● What is being asked
What follows is a listing; restate every line of it word for word.

● Stored rows
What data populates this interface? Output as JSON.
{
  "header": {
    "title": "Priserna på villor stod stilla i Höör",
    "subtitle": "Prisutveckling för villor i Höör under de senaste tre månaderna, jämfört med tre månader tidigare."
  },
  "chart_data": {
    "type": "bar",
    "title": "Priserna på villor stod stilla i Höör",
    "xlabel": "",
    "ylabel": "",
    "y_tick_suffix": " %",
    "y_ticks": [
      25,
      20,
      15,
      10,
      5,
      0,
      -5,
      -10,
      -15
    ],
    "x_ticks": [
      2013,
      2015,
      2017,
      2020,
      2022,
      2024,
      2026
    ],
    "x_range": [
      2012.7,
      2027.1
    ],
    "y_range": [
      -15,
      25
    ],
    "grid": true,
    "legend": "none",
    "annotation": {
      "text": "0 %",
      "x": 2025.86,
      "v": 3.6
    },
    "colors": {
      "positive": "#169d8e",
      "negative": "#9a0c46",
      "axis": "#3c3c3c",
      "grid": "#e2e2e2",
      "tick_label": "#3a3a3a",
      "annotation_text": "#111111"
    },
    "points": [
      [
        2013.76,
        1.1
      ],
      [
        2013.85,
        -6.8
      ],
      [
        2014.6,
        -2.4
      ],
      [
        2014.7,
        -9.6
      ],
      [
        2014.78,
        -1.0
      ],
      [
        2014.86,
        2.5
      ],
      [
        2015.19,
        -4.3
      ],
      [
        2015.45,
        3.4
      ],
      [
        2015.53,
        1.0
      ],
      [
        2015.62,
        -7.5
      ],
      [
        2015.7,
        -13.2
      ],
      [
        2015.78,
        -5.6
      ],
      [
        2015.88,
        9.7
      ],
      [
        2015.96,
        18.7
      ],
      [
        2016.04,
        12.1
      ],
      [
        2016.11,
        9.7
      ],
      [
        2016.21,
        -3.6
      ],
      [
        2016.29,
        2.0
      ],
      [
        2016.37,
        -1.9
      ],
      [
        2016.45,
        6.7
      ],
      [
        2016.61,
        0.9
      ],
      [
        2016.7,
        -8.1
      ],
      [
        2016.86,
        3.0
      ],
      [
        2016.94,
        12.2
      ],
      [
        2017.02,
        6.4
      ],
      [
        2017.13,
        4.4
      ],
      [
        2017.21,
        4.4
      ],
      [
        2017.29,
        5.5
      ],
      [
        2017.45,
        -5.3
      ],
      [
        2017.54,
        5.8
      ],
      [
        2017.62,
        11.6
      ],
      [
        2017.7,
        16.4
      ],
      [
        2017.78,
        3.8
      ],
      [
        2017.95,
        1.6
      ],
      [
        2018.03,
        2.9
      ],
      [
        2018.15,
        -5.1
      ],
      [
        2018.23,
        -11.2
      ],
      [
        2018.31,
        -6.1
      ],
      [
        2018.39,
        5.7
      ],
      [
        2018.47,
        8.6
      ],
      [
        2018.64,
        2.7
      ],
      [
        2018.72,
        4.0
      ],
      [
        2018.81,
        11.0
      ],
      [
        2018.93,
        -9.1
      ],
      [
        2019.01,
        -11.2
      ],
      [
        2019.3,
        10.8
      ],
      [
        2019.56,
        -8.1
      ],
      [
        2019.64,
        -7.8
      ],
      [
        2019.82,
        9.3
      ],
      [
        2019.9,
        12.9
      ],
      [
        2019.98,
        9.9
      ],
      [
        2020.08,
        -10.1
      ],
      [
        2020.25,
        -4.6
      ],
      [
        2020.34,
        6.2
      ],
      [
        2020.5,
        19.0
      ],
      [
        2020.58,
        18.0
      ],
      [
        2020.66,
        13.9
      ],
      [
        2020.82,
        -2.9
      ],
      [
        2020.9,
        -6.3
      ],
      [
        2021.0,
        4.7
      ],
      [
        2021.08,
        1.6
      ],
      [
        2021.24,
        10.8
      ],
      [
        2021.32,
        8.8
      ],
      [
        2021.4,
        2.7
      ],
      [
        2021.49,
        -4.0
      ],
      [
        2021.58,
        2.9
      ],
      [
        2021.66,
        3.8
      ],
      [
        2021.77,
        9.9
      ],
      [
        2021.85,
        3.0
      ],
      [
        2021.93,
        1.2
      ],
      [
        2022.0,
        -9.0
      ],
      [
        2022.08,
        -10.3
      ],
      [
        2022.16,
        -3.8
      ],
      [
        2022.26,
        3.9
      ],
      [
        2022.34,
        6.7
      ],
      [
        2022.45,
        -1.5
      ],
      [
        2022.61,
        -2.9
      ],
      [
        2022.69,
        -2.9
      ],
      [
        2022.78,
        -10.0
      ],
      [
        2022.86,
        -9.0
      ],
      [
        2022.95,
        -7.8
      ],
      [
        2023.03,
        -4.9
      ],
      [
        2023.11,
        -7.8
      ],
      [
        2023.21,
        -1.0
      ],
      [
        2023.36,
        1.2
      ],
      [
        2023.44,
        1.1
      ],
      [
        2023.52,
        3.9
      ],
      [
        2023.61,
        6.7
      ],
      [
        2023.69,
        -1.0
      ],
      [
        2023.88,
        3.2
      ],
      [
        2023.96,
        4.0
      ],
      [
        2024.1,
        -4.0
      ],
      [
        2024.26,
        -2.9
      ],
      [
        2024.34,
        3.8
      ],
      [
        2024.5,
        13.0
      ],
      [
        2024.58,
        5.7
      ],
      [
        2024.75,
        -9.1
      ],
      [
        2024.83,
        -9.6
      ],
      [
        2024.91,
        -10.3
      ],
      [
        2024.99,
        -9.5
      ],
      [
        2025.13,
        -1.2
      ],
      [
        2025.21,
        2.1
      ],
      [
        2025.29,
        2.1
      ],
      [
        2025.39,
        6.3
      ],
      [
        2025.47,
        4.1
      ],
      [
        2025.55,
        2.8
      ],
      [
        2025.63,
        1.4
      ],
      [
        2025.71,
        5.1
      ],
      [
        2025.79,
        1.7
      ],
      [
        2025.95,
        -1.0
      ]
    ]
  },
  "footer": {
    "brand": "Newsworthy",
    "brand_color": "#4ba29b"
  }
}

● Full answer
What data populates this interface? Output as JSON.
{
  "header": {
    "title": "Priserna på villor stod stilla i Höör",
    "subtitle": "Prisutveckling för villor i Höör under de senaste tre månaderna, jämfört med tre månader tidigare."
  },
  "chart_data": {
    "type": "bar",
    "title": "Priserna på villor stod stilla i Höör",
    "xlabel": "",
    "ylabel": "",
    "y_tick_suffix": " %",
    "y_ticks": [
      25,
      20,
      15,
      10,
      5,
      0,
      -5,
      -10,
      -15
    ],
    "x_ticks": [
      2013,
      2015,
      2017,
      2020,
      2022,
      2024,
      2026
    ],
    "x_range": [
      2012.7,
      2027.1
    ],
    "y_range": [
      -15,
      25
    ],
    "grid": true,
    "legend": "none",
    "annotation": {
      "text": "0 %",
      "x": 2025.86,
      "v": 3.6
    },
    "colors": {
      "positive": "#169d8e",
      "negative": "#9a0c46",
      "axis": "#3c3c3c",
      "grid": "#e2e2e2",
      "tick_label": "#3a3a3a",
      "annotation_text": "#111111"
    },
    "points": [
      [
        2013.76,
        1.1
      ],
      [
        2013.85,
        -6.8
      ],
      [
        2014.6,
        -2.4
      ],
      [
        2014.7,
        -9.6
      ],
      [
        2014.78,
        -1.0
      ],
      [
        2014.86,
        2.5
      ],
      [
        2015.19,
        -4.3
      ],
      [
        2015.45,
        3.4
      ],
      [
        2015.53,
        1.0
      ],
      [
        2015.62,
        -7.5
      ],
      [
        2015.7,
        -13.2
      ],
      [
        2015.78,
        -5.6
      ],
      [
        2015.88,
        9.7
      ],
      [
        2015.96,
        18.7
      ],
      [
        2016.04,
        12.1
      ],
      [
        2016.11,
        9.7
      ],
      [
        2016.21,
        -3.6
      ],
      [
        2016.29,
        2.0
      ],
      [
        2016.37,
        -1.9
      ],
      [
        2016.45,
        6.7
      ],
      [
        2016.61,
        0.9
      ],
      [
        2016.7,
        -8.1
      ],
      [
        2016.86,
        3.0
      ],
      [
        2016.94,
        12.2
      ],
      [
        2017.02,
        6.4
      ],
      [
        2017.13,
        4.4
      ],
      [
        2017.21,
        4.4
      ],
      [
        2017.29,
        5.5
      ],
      [
        2017.45,
        -5.3
      ],
      [
        2017.54,
        5.8
      ],
      [
        2017.62,
        11.6
      ],
      [
        2017.7,
        16.4
      ],
      [
        2017.78,
        3.8
      ],
      [
        2017.95,
        1.6
      ],
      [
        2018.03,
        2.9
      ],
      [
        2018.15,
        -5.1
      ],
      [
        2018.23,
        -11.2
      ],
      [
        2018.31,
        -6.1
      ],
      [
        2018.39,
        5.7
      ],
      [
        2018.47,
        8.6
      ],
      [
        2018.64,
        2.7
      ],
      [
        2018.72,
        4.0
      ],
      [
        2018.81,
        11.0
      ],
      [
        2018.93,
        -9.1
      ],
      [
        2019.01,
        -11.2
      ],
      [
        2019.3,
        10.8
      ],
      [
        2019.56,
        -8.1
      ],
      [
        2019.64,
        -7.8
      ],
      [
        2019.82,
        9.3
      ],
      [
        2019.9,
        12.9
      ],
      [
        2019.98,
        9.9
      ],
      [
        2020.08,
        -10.1
      ],
      [
        2020.25,
        -4.6
      ],
      [
        2020.34,
        6.2
      ],
      [
        2020.5,
        19.0
      ],
      [
        2020.58,
        18.0
      ],
      [
        2020.66,
        13.9
      ],
      [
        2020.82,
        -2.9
      ],
      [
        2020.9,
        -6.3
      ],
      [
        2021.0,
        4.7
      ],
      [
        2021.08,
        1.6
      ],
      [
        2021.24,
        10.8
      ],
      [
        2021.32,
        8.8
      ],
      [
        2021.4,
        2.7
      ],
      [
        2021.49,
        -4.0
      ],
      [
        2021.58,
        2.9
      ],
      [
        2021.66,
        3.8
      ],
      [
        2021.77,
        9.9
      ],
      [
        2021.85,
        3.0
      ],
      [
        2021.93,
        1.2
      ],
      [
        2022.0,
        -9.0
      ],
      [
        2022.08,
        -10.3
      ],
      [
        2022.16,
        -3.8
      ],
      [
        2022.26,
        3.9
      ],
      [
        2022.34,
        6.7
      ],
      [
        2022.45,
        -1.5
      ],
      [
        2022.61,
        -2.9
      ],
      [
        2022.69,
        -2.9
      ],
      [
        2022.78,
        -10.0
      ],
      [
        2022.86,
        -9.0
      ],
      [
        2022.95,
        -7.8
      ],
      [
        2023.03,
        -4.9
      ],
      [
        2023.11,
        -7.8
      ],
      [
        2023.21,
        -1.0
      ],
      [
        2023.36,
        1.2
      ],
      [
        2023.44,
        1.1
      ],
      [
        2023.52,
        3.9
      ],
      [
        2023.61,
        6.7
      ],
      [
        2023.69,
        -1.0
      ],
      [
        2023.88,
        3.2
      ],
      [
        2023.96,
        4.0
      ],
      [
        2024.1,
        -4.0
      ],
      [
        2024.26,
        -2.9
      ],
      [
        2024.34,
        3.8
      ],
      [
        2024.5,
        13.0
      ],
      [
        2024.58,
        5.7
      ],
      [
        2024.75,
        -9.1
      ],
      [
        2024.83,
        -9.6
      ],
      [
        2024.91,
        -10.3
      ],
      [
        2024.99,
        -9.5
      ],
      [
        2025.13,
        -1.2
      ],
      [
        2025.21,
        2.1
      ],
      [
        2025.29,
        2.1
      ],
      [
        2025.39,
        6.3
      ],
      [
        2025.47,
        4.1
      ],
      [
        2025.55,
        2.8
      ],
      [
        2025.63,
        1.4
      ],
      [
        2025.71,
        5.1
      ],
      [
        2025.79,
        1.7
      ],
      [
        2025.95,
        -1.0
      ]
    ]
  },
  "footer": {
    "brand": "Newsworthy",
    "brand_color": "#4ba29b"
  }
}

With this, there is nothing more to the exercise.